- [Do this]:
Please transcribe the listing below in full and word for word, without its pictures.

Start of Working data

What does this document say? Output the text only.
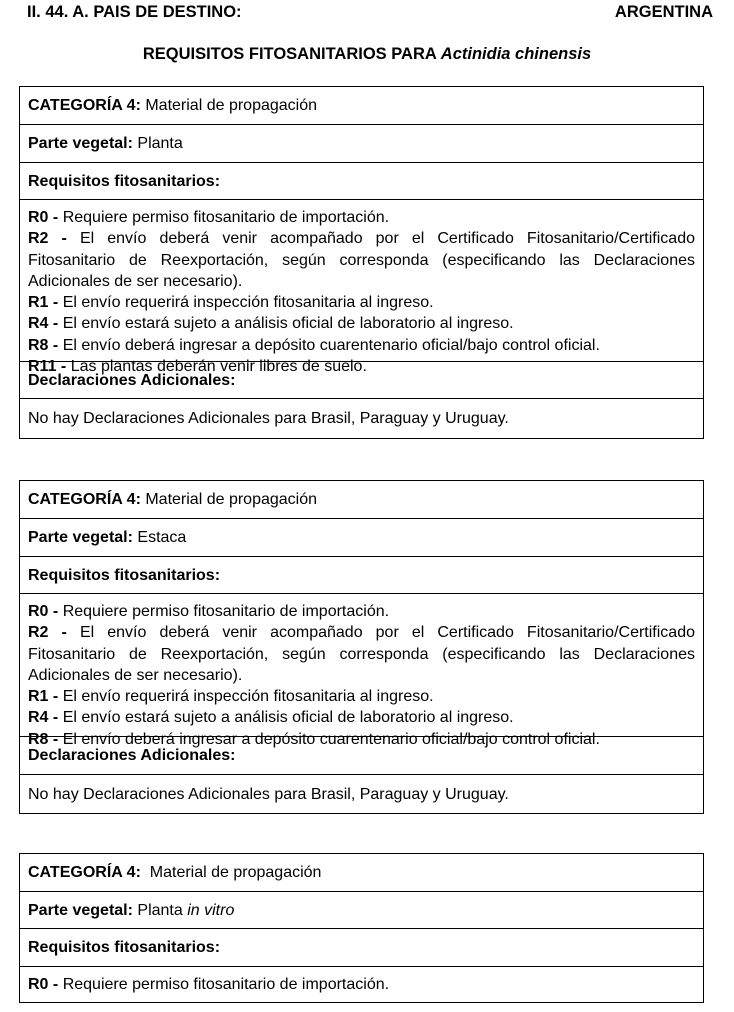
II. 44. A. PAIS DE DESTINO:	ARGENTINA
REQUISITOS FITOSANITARIOS PARA Actinidia chinensis
CATEGORÍA 4:
Material de propagación
Parte vegetal:
Planta
Requisitos fitosanitarios:

R0 - Requiere permiso fitosanitario de importación.

R2 - El envío deberá venir acompañado por el Certificado Fitosanitario/Certificado Fitosanitario de Reexportación, según corresponda (especificando las Declaraciones Adicionales de ser necesario).

R1 - El envío requerirá inspección fitosanitaria al ingreso.

R4 - El envío estará sujeto a análisis oficial de laboratorio al ingreso.

R8 - El envío deberá ingresar a depósito cuarentenario oficial/bajo control oficial.

R11 - Las plantas deberán venir libres de suelo.

Declaraciones Adicionales:
No hay Declaraciones Adicionales para Brasil, Paraguay y Uruguay.
CATEGORÍA 4:
Material de propagación
Parte vegetal:
Estaca
Requisitos fitosanitarios:

R0 - Requiere permiso fitosanitario de importación.

R2 - El envío deberá venir acompañado por el Certificado Fitosanitario/Certificado Fitosanitario de Reexportación, según corresponda (especificando las Declaraciones Adicionales de ser necesario).

R1 - El envío requerirá inspección fitosanitaria al ingreso.

R4 - El envío estará sujeto a análisis oficial de laboratorio al ingreso.

R8 - El envío deberá ingresar a depósito cuarentenario oficial/bajo control oficial.

Declaraciones Adicionales:
No hay Declaraciones Adicionales para Brasil, Paraguay y Uruguay.
CATEGORÍA 4:
Material de propagación
Parte vegetal:
Planta
in vitro
Requisitos fitosanitarios:
R0 - Requiere permiso fitosanitario de importación.
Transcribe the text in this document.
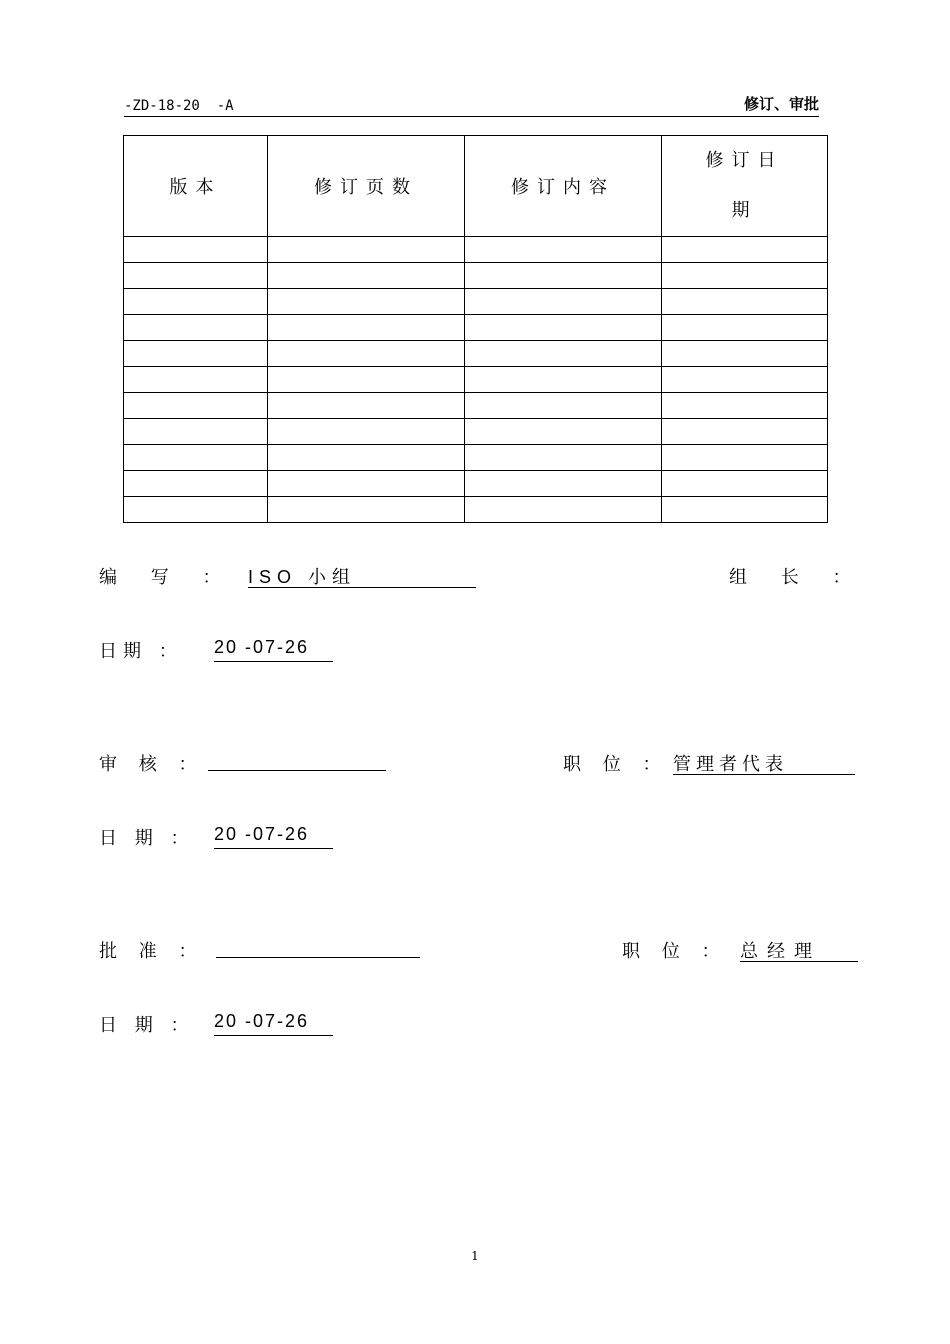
-ZD-18-20  -A	修订、审批
版本	修订页数	修订内容	修订日
期

编 写 ： ISO 小组	组 长 ：
日期 ： 20 -07-26
审 核 ：	职 位 ： 管理者代表
日 期 ： 20 -07-26
批 准 ：	职 位 ： 总 经 理
日 期 ： 20 -07-26
1
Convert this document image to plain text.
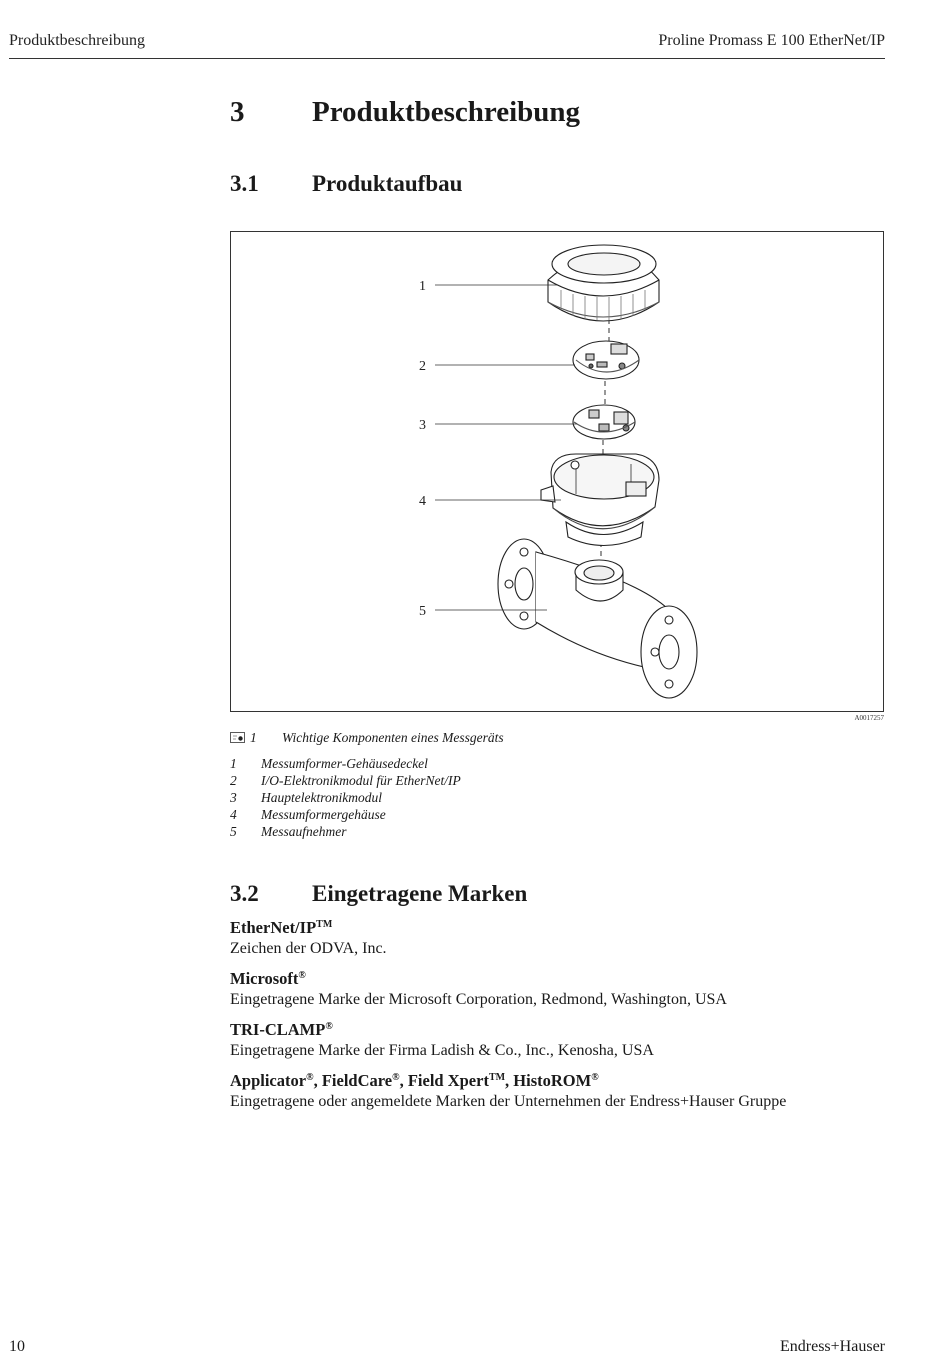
Produktbeschreibung	Proline Promass E 100 EtherNet/IP
3 Produktbeschreibung
3.1 Produktaufbau
1
2
3
4
5
A0017257
1 Wichtige Komponenten eines Messgeräts
1 Messumformer-Gehäusedeckel
2 I/O-Elektronikmodul für EtherNet/IP
3 Hauptelektronikmodul
4 Messumformergehäuse
5 Messaufnehmer
3.2 Eingetragene Marken
EtherNet/IP™
Zeichen der ODVA, Inc.
Microsoft®
Eingetragene Marke der Microsoft Corporation, Redmond, Washington, USA
TRI-CLAMP®
Eingetragene Marke der Firma Ladish & Co., Inc., Kenosha, USA
Applicator®, FieldCare®, Field Xpert™, HistoROM®
Eingetragene oder angemeldete Marken der Unternehmen der Endress+Hauser Gruppe
10	Endress+Hauser
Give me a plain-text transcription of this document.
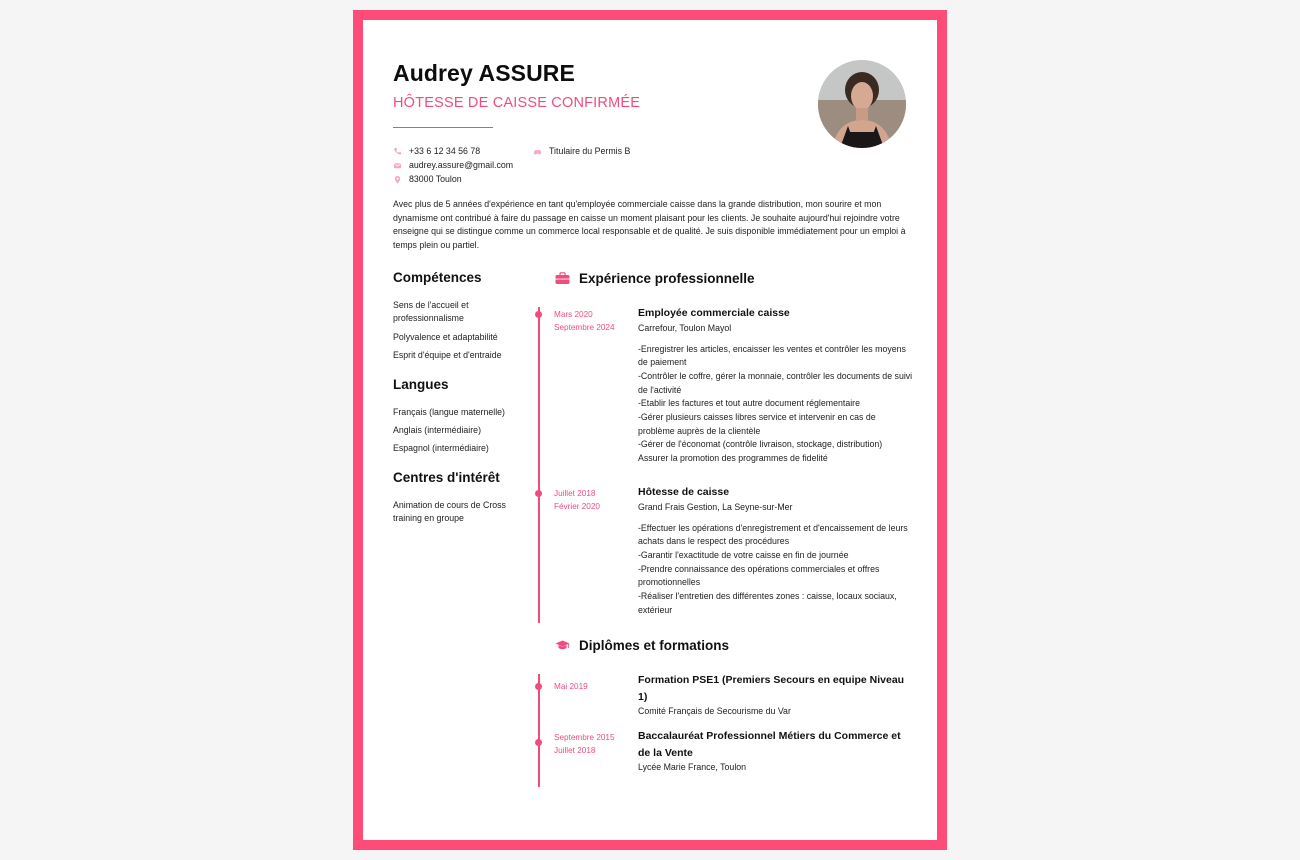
Audrey ASSURE
HÔTESSE DE CAISSE CONFIRMÉE
+33 6 12 34 56 78
audrey.assure@gmail.com
83000 Toulon
Titulaire du Permis B
Avec plus de 5 années d'expérience en tant qu'employée commerciale caisse dans la grande distribution, mon sourire et mon dynamisme ont contribué à faire du passage en caisse un moment plaisant pour les clients. Je souhaite aujourd'hui rejoindre votre enseigne qui se distingue comme un commerce local responsable et de qualité. Je suis disponible immédiatement pour un emploi à temps plein ou partiel.
Compétences
Sens de l'accueil et professionnalisme
Polyvalence et adaptabilité
Esprit d'équipe et d'entraide
Langues
Français (langue maternelle)
Anglais (intermédiaire)
Espagnol (intermédiaire)
Centres d'intérêt
Animation de cours de Cross training en groupe
Expérience professionnelle
Mars 2020
Septembre 2024
Employée commerciale caisse
Carrefour, Toulon Mayol
-Enregistrer les articles, encaisser les ventes et contrôler les moyens de paiement
-Contrôler le coffre, gérer la monnaie, contrôler les documents de suivi de l'activité
-Etablir les factures et tout autre document réglementaire
-Gérer plusieurs caisses libres service et intervenir en cas de problème auprès de la clientèle
-Gérer de l'économat (contrôle livraison, stockage, distribution)
Assurer la promotion des programmes de fidelité
Juillet 2018
Février 2020
Hôtesse de caisse
Grand Frais Gestion, La Seyne-sur-Mer
-Effectuer les opérations d'enregistrement et d'encaissement de leurs achats dans le respect des procédures
-Garantir l'exactitude de votre caisse en fin de journée
-Prendre connaissance des opérations commerciales et offres promotionnelles
-Réaliser l'entretien des différentes zones : caisse, locaux sociaux, extérieur
Diplômes et formations
Mai 2019
Formation PSE1 (Premiers Secours en equipe Niveau 1)
Comité Français de Secourisme du Var
Septembre 2015
Juillet 2018
Baccalauréat Professionnel Métiers du Commerce et de la Vente
Lycée Marie France, Toulon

End of Working data

- [Complete output]:
What does this document say? Output the text only.
II. 44. A. PAIS DE DESTINO:	ARGENTINA
REQUISITOS FITOSANITARIOS PARA Actinidia chinensis
CATEGORÍA 4:
Material de propagación
Parte vegetal:
Planta
Requisitos fitosanitarios:

R0 - Requiere permiso fitosanitario de importación.

R2 - El envío deberá venir acompañado por el Certificado Fitosanitario/Certificado Fitosanitario de Reexportación, según corresponda (especificando las Declaraciones Adicionales de ser necesario).

R1 - El envío requerirá inspección fitosanitaria al ingreso.

R4 - El envío estará sujeto a análisis oficial de laboratorio al ingreso.

R8 - El envío deberá ingresar a depósito cuarentenario oficial/bajo control oficial.

R11 - Las plantas deberán venir libres de suelo.

Declaraciones Adicionales:
No hay Declaraciones Adicionales para Brasil, Paraguay y Uruguay.
CATEGORÍA 4:
Material de propagación
Parte vegetal:
Estaca
Requisitos fitosanitarios:

R0 - Requiere permiso fitosanitario de importación.

R2 - El envío deberá venir acompañado por el Certificado Fitosanitario/Certificado Fitosanitario de Reexportación, según corresponda (especificando las Declaraciones Adicionales de ser necesario).

R1 - El envío requerirá inspección fitosanitaria al ingreso.

R4 - El envío estará sujeto a análisis oficial de laboratorio al ingreso.

R8 - El envío deberá ingresar a depósito cuarentenario oficial/bajo control oficial.

Declaraciones Adicionales:
No hay Declaraciones Adicionales para Brasil, Paraguay y Uruguay.
CATEGORÍA 4:
Material de propagación
Parte vegetal:
Planta
in vitro
Requisitos fitosanitarios:
R0 - Requiere permiso fitosanitario de importación.
Transcribe the text in this document.
-ZD-18-20  -A	修订、审批
版本	修订页数	修订内容	修订日
期

编 写 ： ISO 小组	组 长 ：
日期 ： 20 -07-26
审 核 ：	职 位 ： 管理者代表
日 期 ： 20 -07-26
批 准 ：	职 位 ： 总 经 理
日 期 ： 20 -07-26
1
Convert this document image to plain text.
Produktbeschreibung	Proline Promass E 100 EtherNet/IP
3 Produktbeschreibung
3.1 Produktaufbau
1
2
3
4
5
A0017257
1 Wichtige Komponenten eines Messgeräts
1 Messumformer-Gehäusedeckel
2 I/O-Elektronikmodul für EtherNet/IP
3 Hauptelektronikmodul
4 Messumformergehäuse
5 Messaufnehmer
3.2 Eingetragene Marken
EtherNet/IP™
Zeichen der ODVA, Inc.
Microsoft®
Eingetragene Marke der Microsoft Corporation, Redmond, Washington, USA
TRI-CLAMP®
Eingetragene Marke der Firma Ladish & Co., Inc., Kenosha, USA
Applicator®, FieldCare®, Field Xpert™, HistoROM®
Eingetragene oder angemeldete Marken der Unternehmen der Endress+Hauser Gruppe
10	Endress+Hauser
Give me a plain-text transcription of this document.
Audrey ASSURE
HÔTESSE DE CAISSE CONFIRMÉE
+33 6 12 34 56 78
audrey.assure@gmail.com
83000 Toulon
Titulaire du Permis B
Avec plus de 5 années d'expérience en tant qu'employée commerciale caisse dans la grande distribution, mon sourire et mon dynamisme ont contribué à faire du passage en caisse un moment plaisant pour les clients. Je souhaite aujourd'hui rejoindre votre enseigne qui se distingue comme un commerce local responsable et de qualité. Je suis disponible immédiatement pour un emploi à temps plein ou partiel.
Compétences
Sens de l'accueil et professionnalisme
Polyvalence et adaptabilité
Esprit d'équipe et d'entraide
Langues
Français (langue maternelle)
Anglais (intermédiaire)
Espagnol (intermédiaire)
Centres d'intérêt
Animation de cours de Cross training en groupe
Expérience professionnelle
Mars 2020
Septembre 2024
Employée commerciale caisse
Carrefour, Toulon Mayol
-Enregistrer les articles, encaisser les ventes et contrôler les moyens de paiement
-Contrôler le coffre, gérer la monnaie, contrôler les documents de suivi de l'activité
-Etablir les factures et tout autre document réglementaire
-Gérer plusieurs caisses libres service et intervenir en cas de problème auprès de la clientèle
-Gérer de l'économat (contrôle livraison, stockage, distribution)
Assurer la promotion des programmes de fidelité
Juillet 2018
Février 2020
Hôtesse de caisse
Grand Frais Gestion, La Seyne-sur-Mer
-Effectuer les opérations d'enregistrement et d'encaissement de leurs achats dans le respect des procédures
-Garantir l'exactitude de votre caisse en fin de journée
-Prendre connaissance des opérations commerciales et offres promotionnelles
-Réaliser l'entretien des différentes zones : caisse, locaux sociaux, extérieur
Diplômes et formations
Mai 2019
Formation PSE1 (Premiers Secours en equipe Niveau 1)
Comité Français de Secourisme du Var
Septembre 2015
Juillet 2018
Baccalauréat Professionnel Métiers du Commerce et de la Vente
Lycée Marie France, Toulon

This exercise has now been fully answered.